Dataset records

════════════════

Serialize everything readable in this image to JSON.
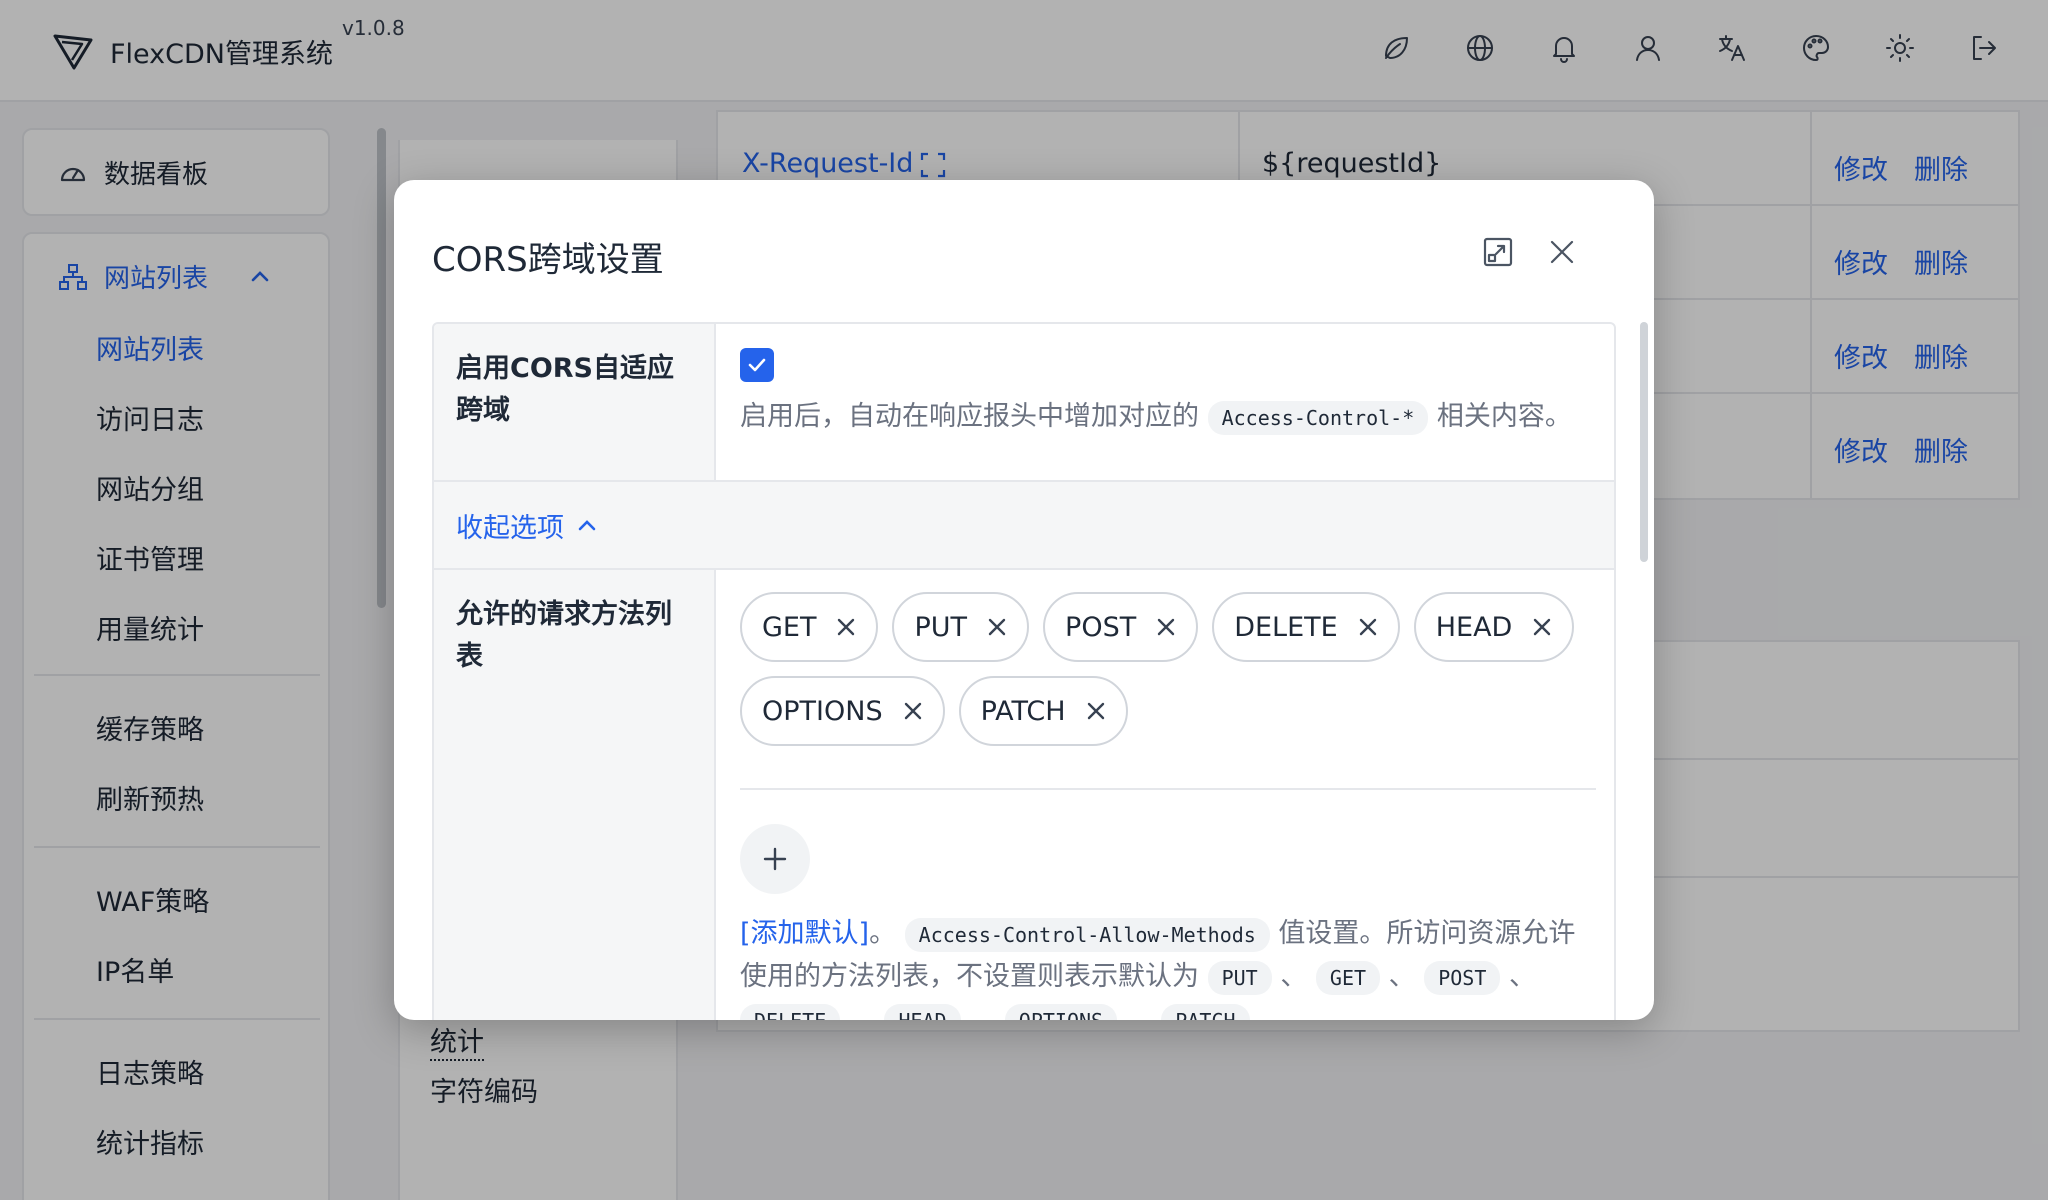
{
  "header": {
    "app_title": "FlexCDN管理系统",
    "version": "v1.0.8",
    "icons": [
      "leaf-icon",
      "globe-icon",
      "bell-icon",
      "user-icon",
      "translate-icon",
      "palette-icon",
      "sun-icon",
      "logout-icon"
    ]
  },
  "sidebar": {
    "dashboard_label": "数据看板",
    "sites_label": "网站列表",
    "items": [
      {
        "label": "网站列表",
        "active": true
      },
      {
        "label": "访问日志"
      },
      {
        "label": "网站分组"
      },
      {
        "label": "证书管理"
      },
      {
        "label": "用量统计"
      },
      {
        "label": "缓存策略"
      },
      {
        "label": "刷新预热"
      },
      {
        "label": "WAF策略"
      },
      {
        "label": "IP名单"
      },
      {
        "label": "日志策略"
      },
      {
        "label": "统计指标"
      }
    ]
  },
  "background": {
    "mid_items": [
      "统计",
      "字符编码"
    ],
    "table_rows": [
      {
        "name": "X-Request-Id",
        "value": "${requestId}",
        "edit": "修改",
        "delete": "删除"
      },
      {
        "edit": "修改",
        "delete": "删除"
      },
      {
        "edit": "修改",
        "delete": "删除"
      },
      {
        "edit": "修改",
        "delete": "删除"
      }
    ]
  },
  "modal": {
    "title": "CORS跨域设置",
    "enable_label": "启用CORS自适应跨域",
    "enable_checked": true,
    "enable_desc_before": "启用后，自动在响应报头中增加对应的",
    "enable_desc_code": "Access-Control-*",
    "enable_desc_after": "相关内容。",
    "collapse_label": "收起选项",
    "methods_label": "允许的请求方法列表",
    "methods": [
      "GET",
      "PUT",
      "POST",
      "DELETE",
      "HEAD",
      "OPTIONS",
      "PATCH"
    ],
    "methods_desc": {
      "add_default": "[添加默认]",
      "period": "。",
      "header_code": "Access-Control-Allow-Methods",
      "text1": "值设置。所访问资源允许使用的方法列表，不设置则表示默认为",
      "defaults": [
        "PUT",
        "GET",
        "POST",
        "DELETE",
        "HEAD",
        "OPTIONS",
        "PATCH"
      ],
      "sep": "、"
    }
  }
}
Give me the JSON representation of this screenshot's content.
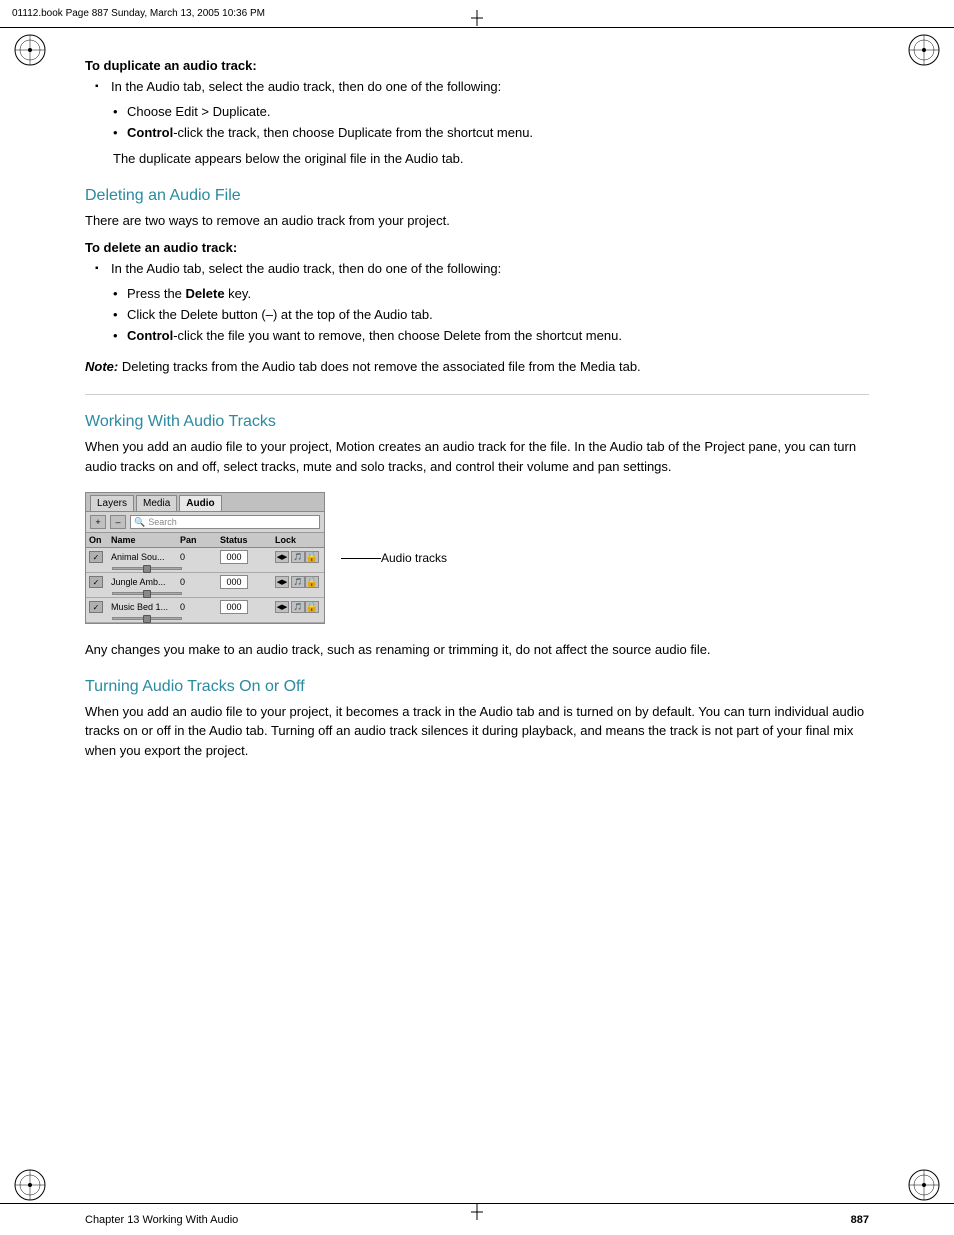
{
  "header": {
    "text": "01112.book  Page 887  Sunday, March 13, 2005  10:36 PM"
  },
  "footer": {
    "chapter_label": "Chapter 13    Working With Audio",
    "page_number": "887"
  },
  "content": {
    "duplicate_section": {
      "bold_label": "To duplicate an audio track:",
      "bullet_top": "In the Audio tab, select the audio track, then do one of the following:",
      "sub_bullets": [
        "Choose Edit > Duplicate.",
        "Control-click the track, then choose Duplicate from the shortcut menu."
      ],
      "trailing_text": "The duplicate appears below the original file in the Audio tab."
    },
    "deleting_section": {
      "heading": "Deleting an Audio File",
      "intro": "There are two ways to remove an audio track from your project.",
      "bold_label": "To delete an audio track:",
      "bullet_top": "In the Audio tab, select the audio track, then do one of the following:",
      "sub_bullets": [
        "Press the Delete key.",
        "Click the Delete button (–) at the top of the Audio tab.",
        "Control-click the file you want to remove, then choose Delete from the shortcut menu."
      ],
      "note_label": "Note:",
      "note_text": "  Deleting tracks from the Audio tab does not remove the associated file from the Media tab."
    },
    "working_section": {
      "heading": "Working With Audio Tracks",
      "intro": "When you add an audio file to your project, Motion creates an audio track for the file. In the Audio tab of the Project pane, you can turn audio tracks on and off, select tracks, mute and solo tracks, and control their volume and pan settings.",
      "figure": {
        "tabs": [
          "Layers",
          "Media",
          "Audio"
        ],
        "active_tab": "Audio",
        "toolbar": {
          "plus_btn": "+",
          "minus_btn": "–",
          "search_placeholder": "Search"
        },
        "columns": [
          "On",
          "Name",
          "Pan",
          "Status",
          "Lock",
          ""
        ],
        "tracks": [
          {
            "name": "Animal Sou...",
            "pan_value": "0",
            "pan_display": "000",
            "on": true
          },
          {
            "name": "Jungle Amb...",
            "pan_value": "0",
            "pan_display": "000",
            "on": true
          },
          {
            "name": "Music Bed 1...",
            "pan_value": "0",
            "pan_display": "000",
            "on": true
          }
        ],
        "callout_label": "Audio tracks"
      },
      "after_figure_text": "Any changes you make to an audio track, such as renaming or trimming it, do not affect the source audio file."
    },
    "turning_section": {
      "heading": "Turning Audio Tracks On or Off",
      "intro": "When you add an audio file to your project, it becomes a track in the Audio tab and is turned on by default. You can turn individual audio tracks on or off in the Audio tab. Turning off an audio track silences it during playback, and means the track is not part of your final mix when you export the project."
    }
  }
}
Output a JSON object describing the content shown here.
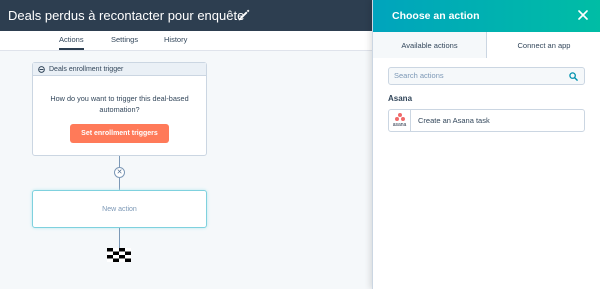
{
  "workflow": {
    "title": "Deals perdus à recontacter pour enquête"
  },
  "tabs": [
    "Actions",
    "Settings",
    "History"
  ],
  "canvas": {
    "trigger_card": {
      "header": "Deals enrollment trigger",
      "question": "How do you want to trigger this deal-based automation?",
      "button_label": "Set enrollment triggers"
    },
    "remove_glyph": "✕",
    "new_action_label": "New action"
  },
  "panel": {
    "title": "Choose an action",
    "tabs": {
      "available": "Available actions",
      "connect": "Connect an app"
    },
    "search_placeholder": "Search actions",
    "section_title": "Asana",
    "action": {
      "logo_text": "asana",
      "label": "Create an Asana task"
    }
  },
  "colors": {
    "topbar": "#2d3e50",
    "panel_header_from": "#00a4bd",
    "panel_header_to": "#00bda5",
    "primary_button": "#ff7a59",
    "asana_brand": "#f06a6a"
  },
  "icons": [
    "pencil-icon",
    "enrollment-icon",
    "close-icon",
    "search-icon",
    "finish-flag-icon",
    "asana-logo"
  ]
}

════════════════

GIVEN EXERCISE
Where a line of the data holds "then", show that line.

EXPECTED ANSWER
      "bullet_top": "In the Audio tab, select the audio track, then do one of the following:",
        "Control-click the track, then choose Duplicate from the shortcut menu."
      "bullet_top": "In the Audio tab, select the audio track, then do one of the following:",
        "Control-click the file you want to remove, then choose Delete from the shortcut menu."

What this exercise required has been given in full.